Objective
Copy all the entries word for word, but omit the pictures.

Extracted data entries:
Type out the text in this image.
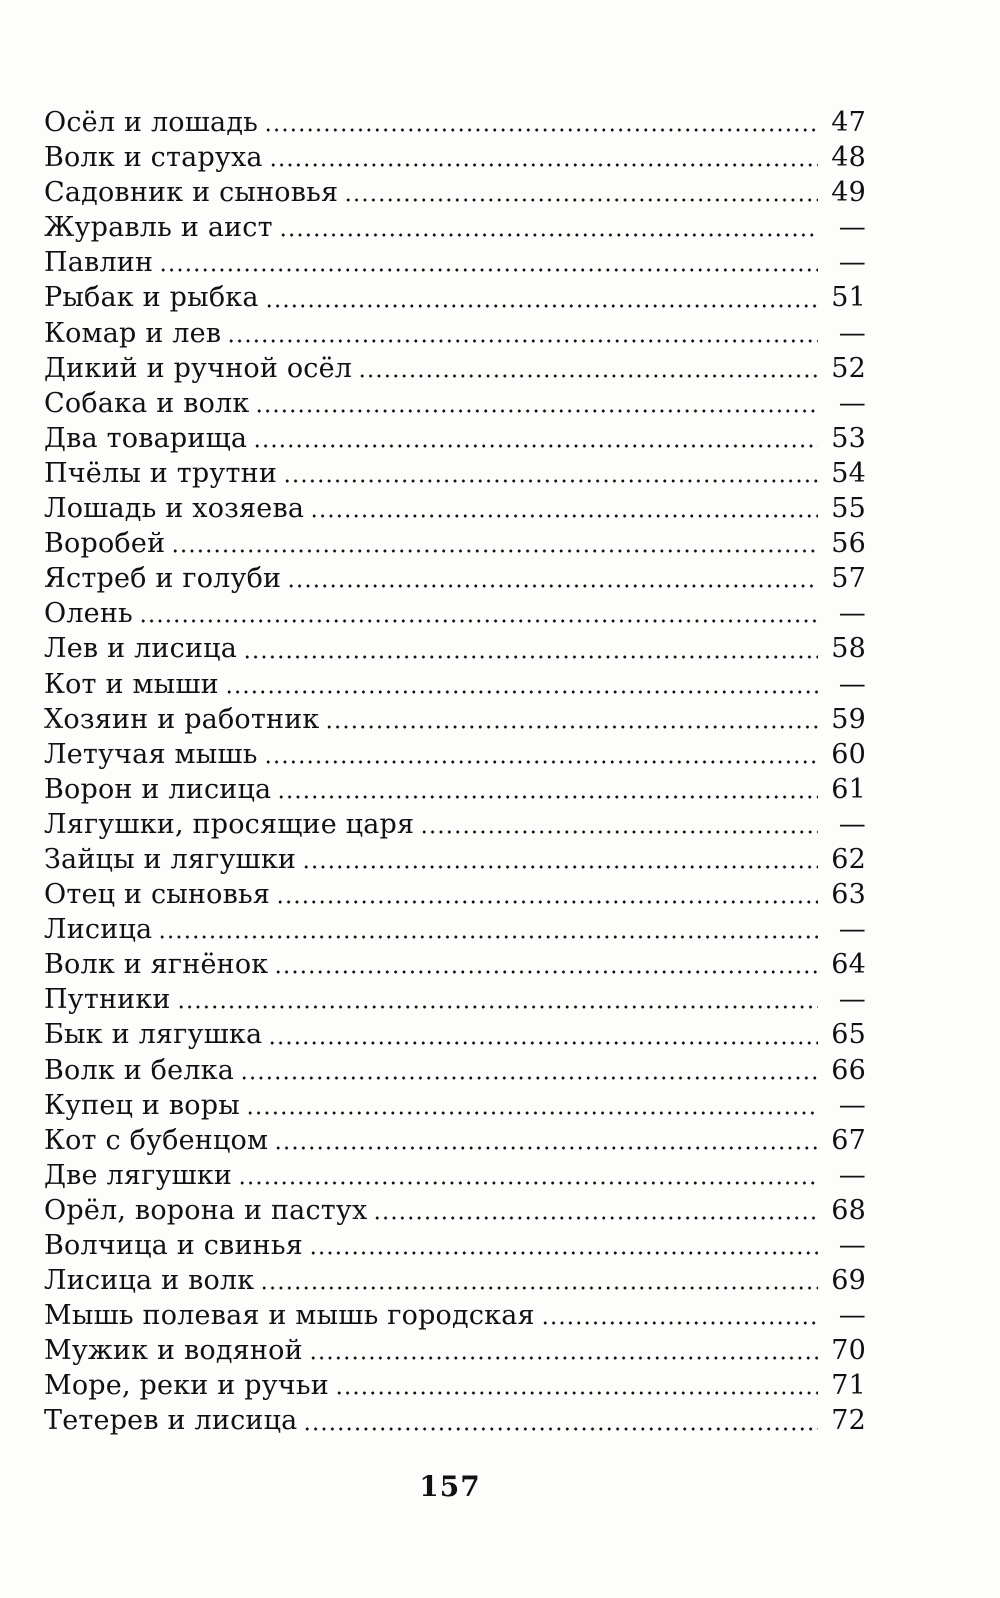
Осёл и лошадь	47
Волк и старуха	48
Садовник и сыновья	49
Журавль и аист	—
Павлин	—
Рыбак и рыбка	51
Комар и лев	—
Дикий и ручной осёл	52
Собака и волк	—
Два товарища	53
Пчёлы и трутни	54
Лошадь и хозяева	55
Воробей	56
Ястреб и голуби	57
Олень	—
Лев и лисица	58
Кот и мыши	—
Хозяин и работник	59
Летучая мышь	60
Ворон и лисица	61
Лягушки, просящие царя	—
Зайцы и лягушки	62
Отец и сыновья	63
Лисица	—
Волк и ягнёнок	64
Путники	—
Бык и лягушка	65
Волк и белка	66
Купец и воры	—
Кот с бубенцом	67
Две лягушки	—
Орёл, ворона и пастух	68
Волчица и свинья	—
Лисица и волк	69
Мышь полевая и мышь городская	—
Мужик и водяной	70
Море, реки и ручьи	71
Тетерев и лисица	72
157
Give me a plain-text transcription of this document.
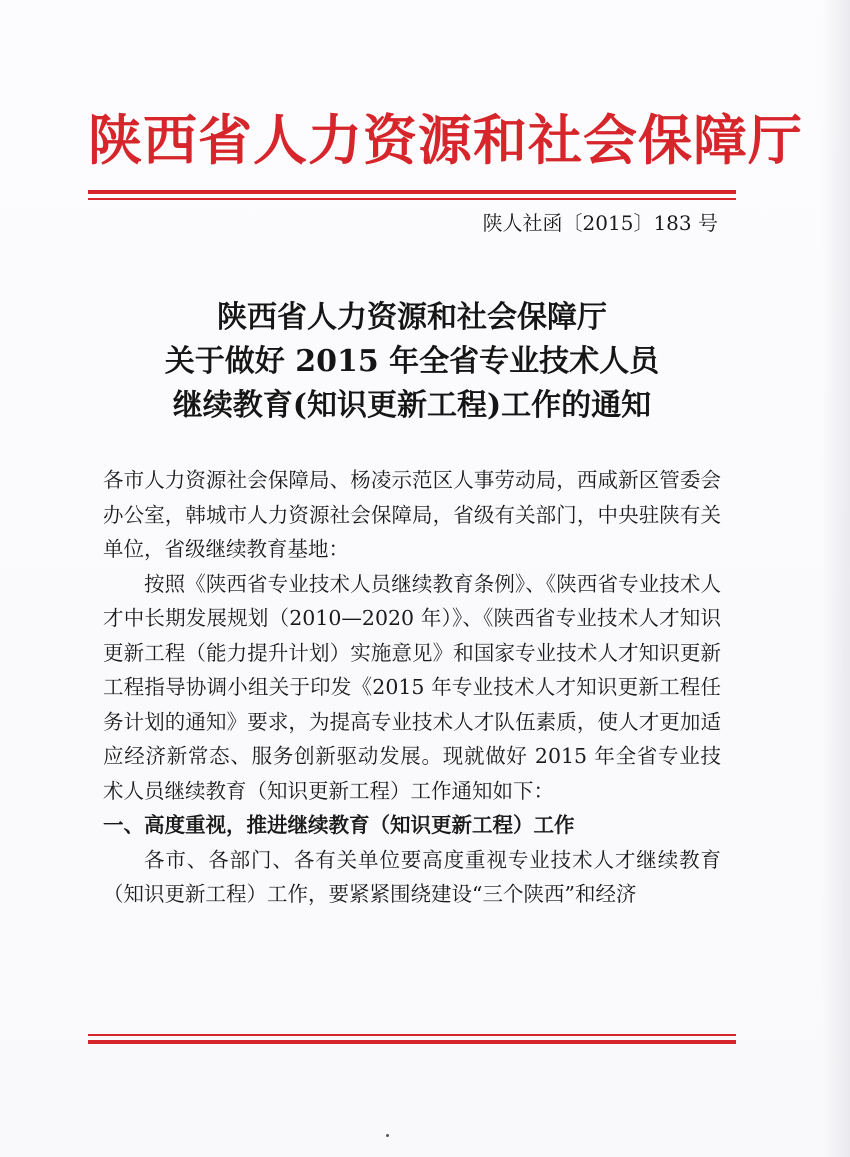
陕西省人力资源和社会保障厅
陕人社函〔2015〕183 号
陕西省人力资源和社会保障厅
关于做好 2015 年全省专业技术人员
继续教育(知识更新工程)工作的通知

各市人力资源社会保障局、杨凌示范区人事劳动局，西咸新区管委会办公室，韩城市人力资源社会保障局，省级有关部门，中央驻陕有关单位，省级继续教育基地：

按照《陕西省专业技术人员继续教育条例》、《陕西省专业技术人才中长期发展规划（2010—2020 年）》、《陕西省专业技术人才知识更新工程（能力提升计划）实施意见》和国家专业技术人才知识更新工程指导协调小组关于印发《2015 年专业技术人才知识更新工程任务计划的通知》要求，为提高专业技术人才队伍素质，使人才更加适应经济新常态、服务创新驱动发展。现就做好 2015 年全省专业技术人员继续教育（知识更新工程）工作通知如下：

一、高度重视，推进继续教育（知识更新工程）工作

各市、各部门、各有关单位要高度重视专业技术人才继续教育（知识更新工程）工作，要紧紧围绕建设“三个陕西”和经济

Response below
Type out the text in this image.
Осёл и лошадь	47
Волк и старуха	48
Садовник и сыновья	49
Журавль и аист	—
Павлин	—
Рыбак и рыбка	51
Комар и лев	—
Дикий и ручной осёл	52
Собака и волк	—
Два товарища	53
Пчёлы и трутни	54
Лошадь и хозяева	55
Воробей	56
Ястреб и голуби	57
Олень	—
Лев и лисица	58
Кот и мыши	—
Хозяин и работник	59
Летучая мышь	60
Ворон и лисица	61
Лягушки, просящие царя	—
Зайцы и лягушки	62
Отец и сыновья	63
Лисица	—
Волк и ягнёнок	64
Путники	—
Бык и лягушка	65
Волк и белка	66
Купец и воры	—
Кот с бубенцом	67
Две лягушки	—
Орёл, ворона и пастух	68
Волчица и свинья	—
Лисица и волк	69
Мышь полевая и мышь городская	—
Мужик и водяной	70
Море, реки и ручьи	71
Тетерев и лисица	72
157
Give me a plain-text transcription of this document.
陕西省人力资源和社会保障厅
陕人社函〔2015〕183 号
陕西省人力资源和社会保障厅
关于做好 2015 年全省专业技术人员
继续教育(知识更新工程)工作的通知

各市人力资源社会保障局、杨凌示范区人事劳动局，西咸新区管委会办公室，韩城市人力资源社会保障局，省级有关部门，中央驻陕有关单位，省级继续教育基地：

按照《陕西省专业技术人员继续教育条例》、《陕西省专业技术人才中长期发展规划（2010—2020 年）》、《陕西省专业技术人才知识更新工程（能力提升计划）实施意见》和国家专业技术人才知识更新工程指导协调小组关于印发《2015 年专业技术人才知识更新工程任务计划的通知》要求，为提高专业技术人才队伍素质，使人才更加适应经济新常态、服务创新驱动发展。现就做好 2015 年全省专业技术人员继续教育（知识更新工程）工作通知如下：

一、高度重视，推进继续教育（知识更新工程）工作

各市、各部门、各有关单位要高度重视专业技术人才继续教育（知识更新工程）工作，要紧紧围绕建设“三个陕西”和经济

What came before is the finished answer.